# GIVEN REQUEST 1
According to the podcast description, which two parties collaborate on the podcast?
# GIVEN REQUEST 2
Arrange the rows, from the line containing "group-site-banner-image: シヤチハタ ハタスタンパー専門店" through the last line of the rows, as a Markdown table with the columns No. and Line, leaving out blank lines.

# PASSAGE GIVEN
++++++++++

This bonus episode of the podcast is our most exciting to date. In the first half of this three hour conversation with DJ Booth Senior Staff Writer Yoh Phillips, we learned about the culture of individualism nurtured in Atlanta, Yoh's journey from Olive Garden to respected music journalist, and how reading only dead authors created the building blocks of his writing voice. Find the podcast at the links below. Don't forget to subscribe, leave us a review and let us know what you think on Twitter!
In Search of Sauce is dedicated to combating the idea that music journalism is dead or dying. We sift through the click bait to bring you the writing, reporting and thoughts of some of the brightest minds in music and journalism with a side dish of our own ideas and opinions. We tell you what makes each piece exceptional and drive conversations centered on their thought provoking content.
This podcast is a collaboration between CentralSauce and The 5th Element podcast network. If you're a writer and would like the chance to be featured on the podcast use the option to contact me from this site's homepage and send us your recent writing.

++++++++++

# Records from a data collection
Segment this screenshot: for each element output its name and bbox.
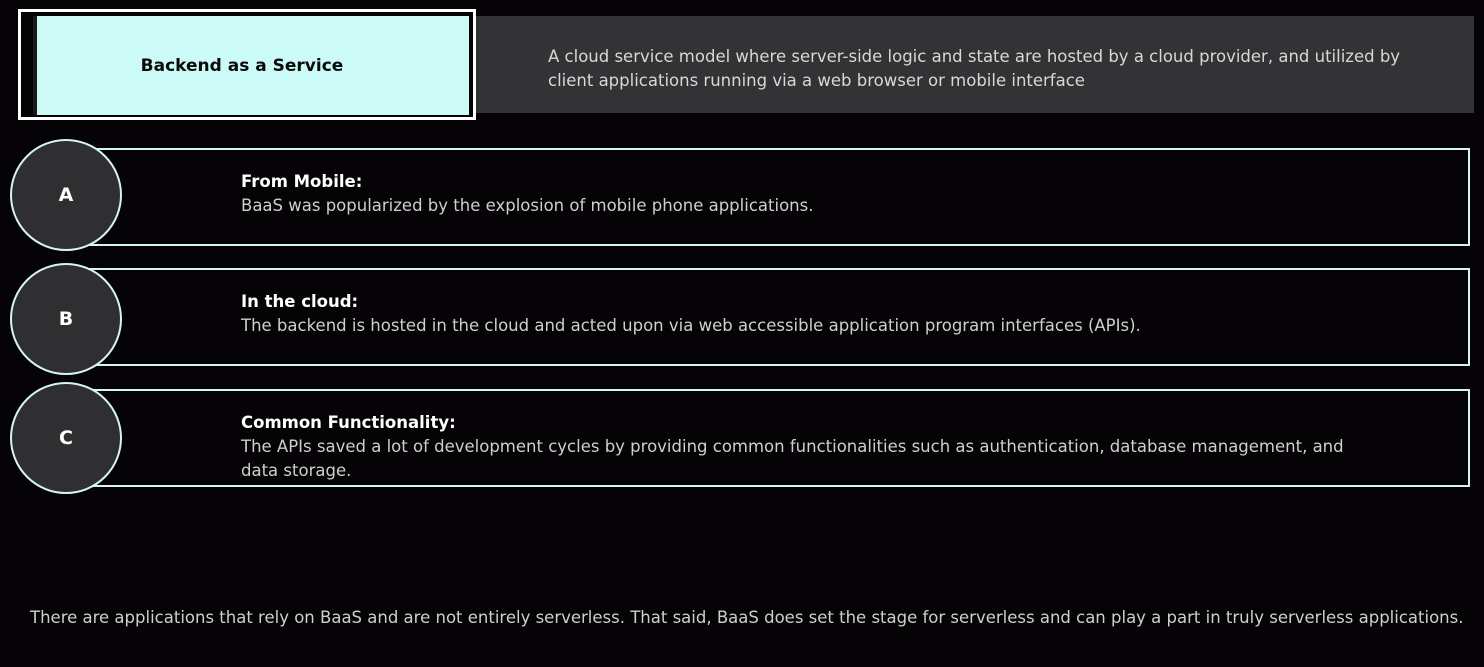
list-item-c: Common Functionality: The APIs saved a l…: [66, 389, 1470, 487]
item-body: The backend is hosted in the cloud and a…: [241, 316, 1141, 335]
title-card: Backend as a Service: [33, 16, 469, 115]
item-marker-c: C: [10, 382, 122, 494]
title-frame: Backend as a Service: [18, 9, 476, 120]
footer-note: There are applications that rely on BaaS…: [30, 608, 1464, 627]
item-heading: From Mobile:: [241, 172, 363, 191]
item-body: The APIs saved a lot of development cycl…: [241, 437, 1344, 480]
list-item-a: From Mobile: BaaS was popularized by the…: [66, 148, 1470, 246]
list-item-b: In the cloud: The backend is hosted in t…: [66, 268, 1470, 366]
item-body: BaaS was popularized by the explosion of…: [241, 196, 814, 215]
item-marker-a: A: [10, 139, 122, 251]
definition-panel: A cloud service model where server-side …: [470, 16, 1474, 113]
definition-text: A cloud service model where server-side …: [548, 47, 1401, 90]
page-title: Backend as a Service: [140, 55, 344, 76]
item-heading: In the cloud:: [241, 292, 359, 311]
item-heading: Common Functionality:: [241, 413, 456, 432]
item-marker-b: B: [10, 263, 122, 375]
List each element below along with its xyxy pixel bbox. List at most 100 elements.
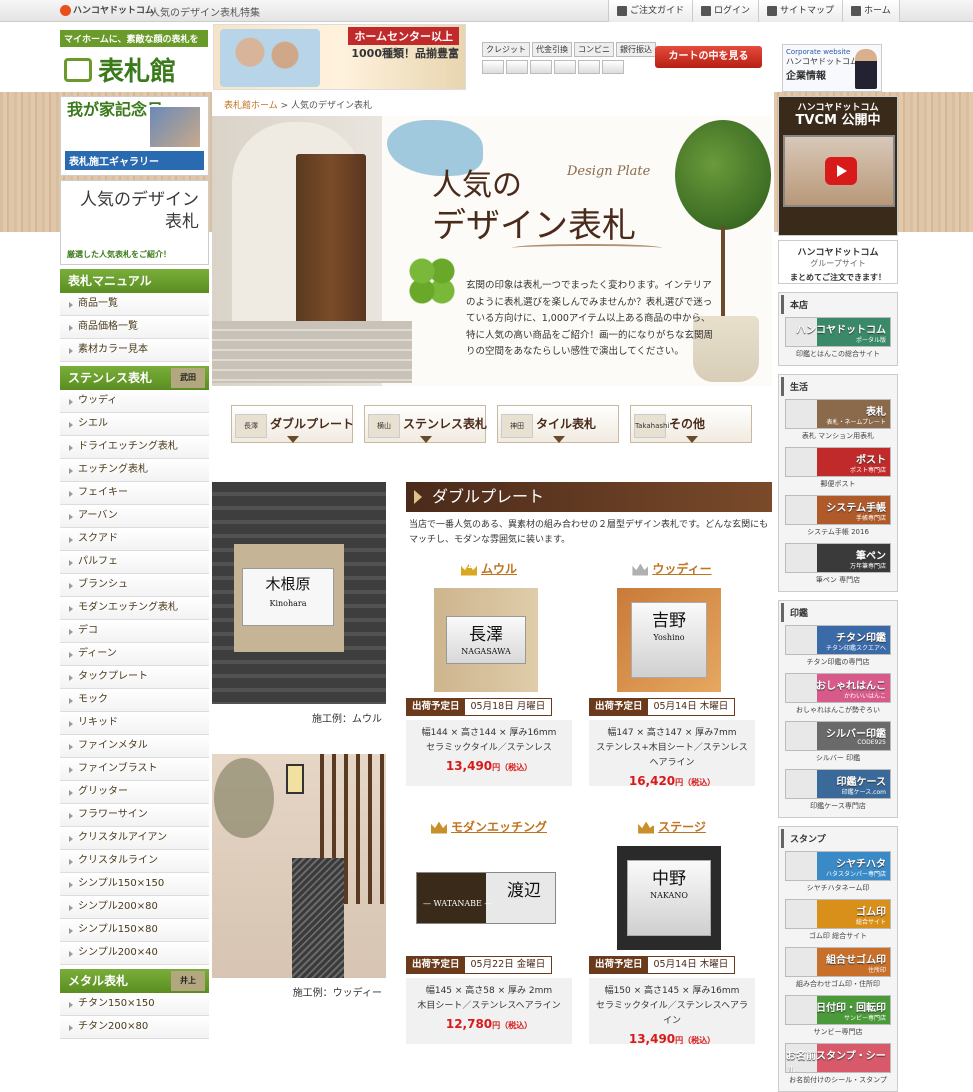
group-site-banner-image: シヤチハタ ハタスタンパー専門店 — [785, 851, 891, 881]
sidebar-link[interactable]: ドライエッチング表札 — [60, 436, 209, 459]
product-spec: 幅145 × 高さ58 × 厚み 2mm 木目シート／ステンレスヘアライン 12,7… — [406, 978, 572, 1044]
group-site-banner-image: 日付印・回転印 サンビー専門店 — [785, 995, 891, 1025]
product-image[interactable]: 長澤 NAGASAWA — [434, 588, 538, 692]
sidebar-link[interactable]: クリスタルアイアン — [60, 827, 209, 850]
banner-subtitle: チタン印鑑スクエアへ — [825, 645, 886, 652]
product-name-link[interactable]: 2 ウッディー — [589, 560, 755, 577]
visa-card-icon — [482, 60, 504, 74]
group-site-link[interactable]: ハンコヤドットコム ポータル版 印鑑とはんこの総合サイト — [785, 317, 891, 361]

++++++++++

# RESULT 1
CentralSauce and The 5th Element podcast network.

# RESULT 2
| No. | Line |
|---|---|
| 1 | group-site-banner-image: シヤチハタ ハタスタンパー専門店 — [785, 851, 891, 881] |
| 2 | sidebar-link[interactable]: ドライエッチング表札 — [60, 436, 209, 459] |
| 3 | product-spec: 幅145 × 高さ58 × 厚み 2mm 木目シート／ステンレスヘアライン 12,7… — [406, 978, 572, 1044] |
| 4 | group-site-banner-image: 日付印・回転印 サンビー専門店 — [785, 995, 891, 1025] |
| 5 | product-image[interactable]: 長澤 NAGASAWA — [434, 588, 538, 692] |
| 6 | sidebar-link[interactable]: クリスタルアイアン — [60, 827, 209, 850] |
| 7 | banner-subtitle: チタン印鑑スクエアへ — [825, 645, 886, 652] |
| 8 | product-name-link[interactable]: 2 ウッディー — [589, 560, 755, 577] |
| 9 | visa-card-icon — [482, 60, 504, 74] |
| 10 | group-site-link[interactable]: ハンコヤドットコム ポータル版 印鑑とはんこの総合サイト — [785, 317, 891, 361] |